Exercise instructions: From the entries below, count the lines with "even". Write only the count.

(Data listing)
◇ ◇ ◇
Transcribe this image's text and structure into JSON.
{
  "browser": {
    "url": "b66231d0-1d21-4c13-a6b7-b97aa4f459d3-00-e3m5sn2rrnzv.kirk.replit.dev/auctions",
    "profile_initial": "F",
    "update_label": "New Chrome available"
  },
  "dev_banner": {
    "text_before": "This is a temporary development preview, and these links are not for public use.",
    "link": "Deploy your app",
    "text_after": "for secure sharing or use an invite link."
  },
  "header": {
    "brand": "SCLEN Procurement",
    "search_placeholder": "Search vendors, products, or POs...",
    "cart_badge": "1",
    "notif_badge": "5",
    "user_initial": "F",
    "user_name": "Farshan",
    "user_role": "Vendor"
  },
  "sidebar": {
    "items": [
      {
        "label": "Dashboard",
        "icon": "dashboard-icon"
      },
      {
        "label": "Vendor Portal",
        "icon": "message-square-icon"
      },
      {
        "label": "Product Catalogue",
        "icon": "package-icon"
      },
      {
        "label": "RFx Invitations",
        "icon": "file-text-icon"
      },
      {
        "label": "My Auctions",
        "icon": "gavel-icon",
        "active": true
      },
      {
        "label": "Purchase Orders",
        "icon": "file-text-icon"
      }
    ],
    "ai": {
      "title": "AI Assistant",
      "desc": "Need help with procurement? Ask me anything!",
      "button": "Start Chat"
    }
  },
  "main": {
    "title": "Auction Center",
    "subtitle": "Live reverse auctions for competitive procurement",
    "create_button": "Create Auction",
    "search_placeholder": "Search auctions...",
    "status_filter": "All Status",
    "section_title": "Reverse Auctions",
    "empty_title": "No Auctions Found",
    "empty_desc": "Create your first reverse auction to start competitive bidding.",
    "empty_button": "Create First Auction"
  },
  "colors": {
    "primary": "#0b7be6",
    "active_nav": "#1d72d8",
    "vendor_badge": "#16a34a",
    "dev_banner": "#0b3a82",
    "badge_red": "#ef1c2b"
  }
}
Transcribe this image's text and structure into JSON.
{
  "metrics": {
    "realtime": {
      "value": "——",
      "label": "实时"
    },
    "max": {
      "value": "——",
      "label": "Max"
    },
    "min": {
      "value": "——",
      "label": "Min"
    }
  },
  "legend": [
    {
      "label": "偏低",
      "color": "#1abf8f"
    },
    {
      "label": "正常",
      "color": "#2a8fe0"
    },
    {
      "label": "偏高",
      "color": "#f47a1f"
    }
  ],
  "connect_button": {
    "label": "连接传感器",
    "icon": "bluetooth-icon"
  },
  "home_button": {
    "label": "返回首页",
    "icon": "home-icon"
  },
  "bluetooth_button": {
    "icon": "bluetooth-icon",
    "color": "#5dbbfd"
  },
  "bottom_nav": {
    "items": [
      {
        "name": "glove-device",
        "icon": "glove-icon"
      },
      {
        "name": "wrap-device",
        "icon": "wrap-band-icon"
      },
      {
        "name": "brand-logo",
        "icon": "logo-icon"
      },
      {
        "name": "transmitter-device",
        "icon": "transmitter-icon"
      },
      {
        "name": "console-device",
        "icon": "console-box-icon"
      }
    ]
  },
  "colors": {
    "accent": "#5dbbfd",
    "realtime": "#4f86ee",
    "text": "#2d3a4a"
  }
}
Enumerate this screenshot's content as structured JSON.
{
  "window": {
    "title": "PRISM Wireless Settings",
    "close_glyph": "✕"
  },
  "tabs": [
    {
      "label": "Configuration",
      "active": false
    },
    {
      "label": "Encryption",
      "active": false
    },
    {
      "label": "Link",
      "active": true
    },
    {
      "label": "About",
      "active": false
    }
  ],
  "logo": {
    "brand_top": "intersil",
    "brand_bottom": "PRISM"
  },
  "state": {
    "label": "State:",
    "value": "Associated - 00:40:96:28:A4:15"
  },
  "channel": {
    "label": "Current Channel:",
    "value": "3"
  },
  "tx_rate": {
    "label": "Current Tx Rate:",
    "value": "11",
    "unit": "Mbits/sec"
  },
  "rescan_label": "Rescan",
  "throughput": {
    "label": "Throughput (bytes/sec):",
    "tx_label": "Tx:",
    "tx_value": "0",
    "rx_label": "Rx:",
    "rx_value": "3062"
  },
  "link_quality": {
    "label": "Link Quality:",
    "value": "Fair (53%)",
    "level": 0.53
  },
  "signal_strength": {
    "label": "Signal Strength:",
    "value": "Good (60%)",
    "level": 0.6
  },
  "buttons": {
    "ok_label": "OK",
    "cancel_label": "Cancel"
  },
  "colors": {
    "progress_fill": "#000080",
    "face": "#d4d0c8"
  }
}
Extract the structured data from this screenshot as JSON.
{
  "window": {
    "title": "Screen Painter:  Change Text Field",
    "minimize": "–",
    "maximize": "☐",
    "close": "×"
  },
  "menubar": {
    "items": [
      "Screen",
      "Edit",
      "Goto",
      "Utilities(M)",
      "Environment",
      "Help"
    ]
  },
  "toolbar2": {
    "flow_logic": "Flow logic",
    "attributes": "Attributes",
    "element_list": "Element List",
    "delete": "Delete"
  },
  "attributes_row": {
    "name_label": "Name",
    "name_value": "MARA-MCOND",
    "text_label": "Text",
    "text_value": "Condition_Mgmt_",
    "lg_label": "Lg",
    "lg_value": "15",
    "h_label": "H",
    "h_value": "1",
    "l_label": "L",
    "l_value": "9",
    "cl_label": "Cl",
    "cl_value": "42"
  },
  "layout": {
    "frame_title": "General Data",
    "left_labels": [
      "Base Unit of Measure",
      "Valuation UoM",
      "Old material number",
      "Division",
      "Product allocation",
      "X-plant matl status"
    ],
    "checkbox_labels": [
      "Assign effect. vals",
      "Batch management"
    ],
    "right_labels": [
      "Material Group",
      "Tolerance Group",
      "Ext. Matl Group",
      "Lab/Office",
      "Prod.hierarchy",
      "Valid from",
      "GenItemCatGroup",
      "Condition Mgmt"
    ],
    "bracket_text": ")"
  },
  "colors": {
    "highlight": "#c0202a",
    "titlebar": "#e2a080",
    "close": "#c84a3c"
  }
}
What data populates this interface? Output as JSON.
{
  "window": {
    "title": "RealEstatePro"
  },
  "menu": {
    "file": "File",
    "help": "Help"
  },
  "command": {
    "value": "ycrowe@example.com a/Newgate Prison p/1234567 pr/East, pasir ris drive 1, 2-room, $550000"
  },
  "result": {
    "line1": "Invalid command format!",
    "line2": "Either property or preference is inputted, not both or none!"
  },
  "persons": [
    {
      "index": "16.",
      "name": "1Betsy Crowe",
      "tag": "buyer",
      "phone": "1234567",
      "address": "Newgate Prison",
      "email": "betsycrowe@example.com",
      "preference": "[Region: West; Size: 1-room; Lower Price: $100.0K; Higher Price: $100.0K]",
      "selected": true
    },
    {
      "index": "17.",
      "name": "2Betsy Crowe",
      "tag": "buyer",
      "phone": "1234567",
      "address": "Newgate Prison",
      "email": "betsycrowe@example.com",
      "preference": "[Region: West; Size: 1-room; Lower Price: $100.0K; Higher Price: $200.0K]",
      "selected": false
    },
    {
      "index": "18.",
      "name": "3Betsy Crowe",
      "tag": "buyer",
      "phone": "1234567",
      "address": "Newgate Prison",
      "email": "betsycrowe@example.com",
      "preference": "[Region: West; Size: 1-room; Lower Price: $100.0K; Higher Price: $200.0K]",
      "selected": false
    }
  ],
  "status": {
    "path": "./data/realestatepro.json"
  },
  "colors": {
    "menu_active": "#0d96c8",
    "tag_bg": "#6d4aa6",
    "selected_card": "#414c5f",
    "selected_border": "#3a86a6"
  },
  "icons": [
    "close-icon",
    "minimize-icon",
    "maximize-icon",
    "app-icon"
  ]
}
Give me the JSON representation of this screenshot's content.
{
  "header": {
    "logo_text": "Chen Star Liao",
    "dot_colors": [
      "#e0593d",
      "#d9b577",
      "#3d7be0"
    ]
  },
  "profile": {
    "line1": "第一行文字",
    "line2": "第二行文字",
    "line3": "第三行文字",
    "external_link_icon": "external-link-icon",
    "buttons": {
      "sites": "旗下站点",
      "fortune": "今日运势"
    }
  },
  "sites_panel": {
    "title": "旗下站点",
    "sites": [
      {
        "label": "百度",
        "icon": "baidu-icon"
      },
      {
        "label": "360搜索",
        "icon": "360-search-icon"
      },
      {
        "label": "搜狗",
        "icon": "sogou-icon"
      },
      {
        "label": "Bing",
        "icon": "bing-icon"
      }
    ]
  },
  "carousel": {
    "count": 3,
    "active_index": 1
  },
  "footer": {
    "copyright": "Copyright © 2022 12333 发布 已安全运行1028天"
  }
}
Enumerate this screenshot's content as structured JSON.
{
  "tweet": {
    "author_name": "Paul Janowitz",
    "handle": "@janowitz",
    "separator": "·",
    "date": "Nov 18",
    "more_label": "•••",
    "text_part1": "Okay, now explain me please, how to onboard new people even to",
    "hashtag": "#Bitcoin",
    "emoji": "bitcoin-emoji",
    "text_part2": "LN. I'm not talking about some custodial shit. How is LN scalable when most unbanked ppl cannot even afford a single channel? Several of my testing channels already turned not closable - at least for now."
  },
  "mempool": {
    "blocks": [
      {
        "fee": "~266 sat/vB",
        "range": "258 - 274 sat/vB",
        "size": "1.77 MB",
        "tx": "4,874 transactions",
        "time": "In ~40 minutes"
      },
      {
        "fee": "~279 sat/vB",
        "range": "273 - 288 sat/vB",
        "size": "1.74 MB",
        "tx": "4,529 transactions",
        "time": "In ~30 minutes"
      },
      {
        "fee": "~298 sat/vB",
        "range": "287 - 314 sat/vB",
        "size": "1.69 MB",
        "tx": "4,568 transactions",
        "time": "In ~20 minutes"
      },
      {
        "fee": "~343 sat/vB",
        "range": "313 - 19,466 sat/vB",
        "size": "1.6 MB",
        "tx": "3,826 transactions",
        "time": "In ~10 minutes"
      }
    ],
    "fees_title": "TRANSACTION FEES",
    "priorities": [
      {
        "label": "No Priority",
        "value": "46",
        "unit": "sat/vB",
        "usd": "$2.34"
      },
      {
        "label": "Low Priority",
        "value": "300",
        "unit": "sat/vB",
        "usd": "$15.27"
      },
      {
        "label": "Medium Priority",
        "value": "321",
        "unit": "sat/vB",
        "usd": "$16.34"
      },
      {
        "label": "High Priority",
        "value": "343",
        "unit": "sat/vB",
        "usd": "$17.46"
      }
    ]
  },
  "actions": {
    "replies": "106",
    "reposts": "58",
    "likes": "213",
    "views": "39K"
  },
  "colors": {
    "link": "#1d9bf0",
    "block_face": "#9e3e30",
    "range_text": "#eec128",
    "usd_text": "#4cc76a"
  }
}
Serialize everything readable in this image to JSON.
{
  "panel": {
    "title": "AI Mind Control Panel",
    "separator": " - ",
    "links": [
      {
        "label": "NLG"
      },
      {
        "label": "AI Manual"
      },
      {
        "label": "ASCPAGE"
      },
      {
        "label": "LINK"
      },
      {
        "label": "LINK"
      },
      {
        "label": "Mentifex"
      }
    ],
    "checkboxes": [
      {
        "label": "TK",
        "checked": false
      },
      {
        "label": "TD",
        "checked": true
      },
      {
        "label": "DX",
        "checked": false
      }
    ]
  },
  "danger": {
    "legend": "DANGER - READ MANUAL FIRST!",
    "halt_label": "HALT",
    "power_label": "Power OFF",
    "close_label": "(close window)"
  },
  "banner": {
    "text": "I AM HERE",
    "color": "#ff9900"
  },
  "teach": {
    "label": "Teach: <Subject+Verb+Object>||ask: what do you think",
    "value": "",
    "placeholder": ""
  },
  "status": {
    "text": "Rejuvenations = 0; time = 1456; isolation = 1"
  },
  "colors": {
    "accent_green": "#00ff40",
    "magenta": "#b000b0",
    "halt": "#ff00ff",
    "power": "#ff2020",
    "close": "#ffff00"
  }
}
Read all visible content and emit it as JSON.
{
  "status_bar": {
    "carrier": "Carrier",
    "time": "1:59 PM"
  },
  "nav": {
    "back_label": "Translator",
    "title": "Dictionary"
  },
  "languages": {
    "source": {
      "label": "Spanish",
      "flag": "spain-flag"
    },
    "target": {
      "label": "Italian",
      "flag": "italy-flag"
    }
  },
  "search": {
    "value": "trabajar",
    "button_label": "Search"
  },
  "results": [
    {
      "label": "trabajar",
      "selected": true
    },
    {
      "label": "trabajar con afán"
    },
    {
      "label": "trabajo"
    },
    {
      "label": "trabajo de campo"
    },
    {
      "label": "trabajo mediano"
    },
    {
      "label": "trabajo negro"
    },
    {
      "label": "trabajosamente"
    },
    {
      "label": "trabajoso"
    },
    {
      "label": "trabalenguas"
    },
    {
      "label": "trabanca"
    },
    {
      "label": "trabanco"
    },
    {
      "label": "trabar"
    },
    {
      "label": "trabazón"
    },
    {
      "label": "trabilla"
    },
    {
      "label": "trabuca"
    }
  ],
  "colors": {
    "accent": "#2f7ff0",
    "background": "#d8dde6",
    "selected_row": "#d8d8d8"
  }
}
◇ ◇ ◇
Expected answer: 2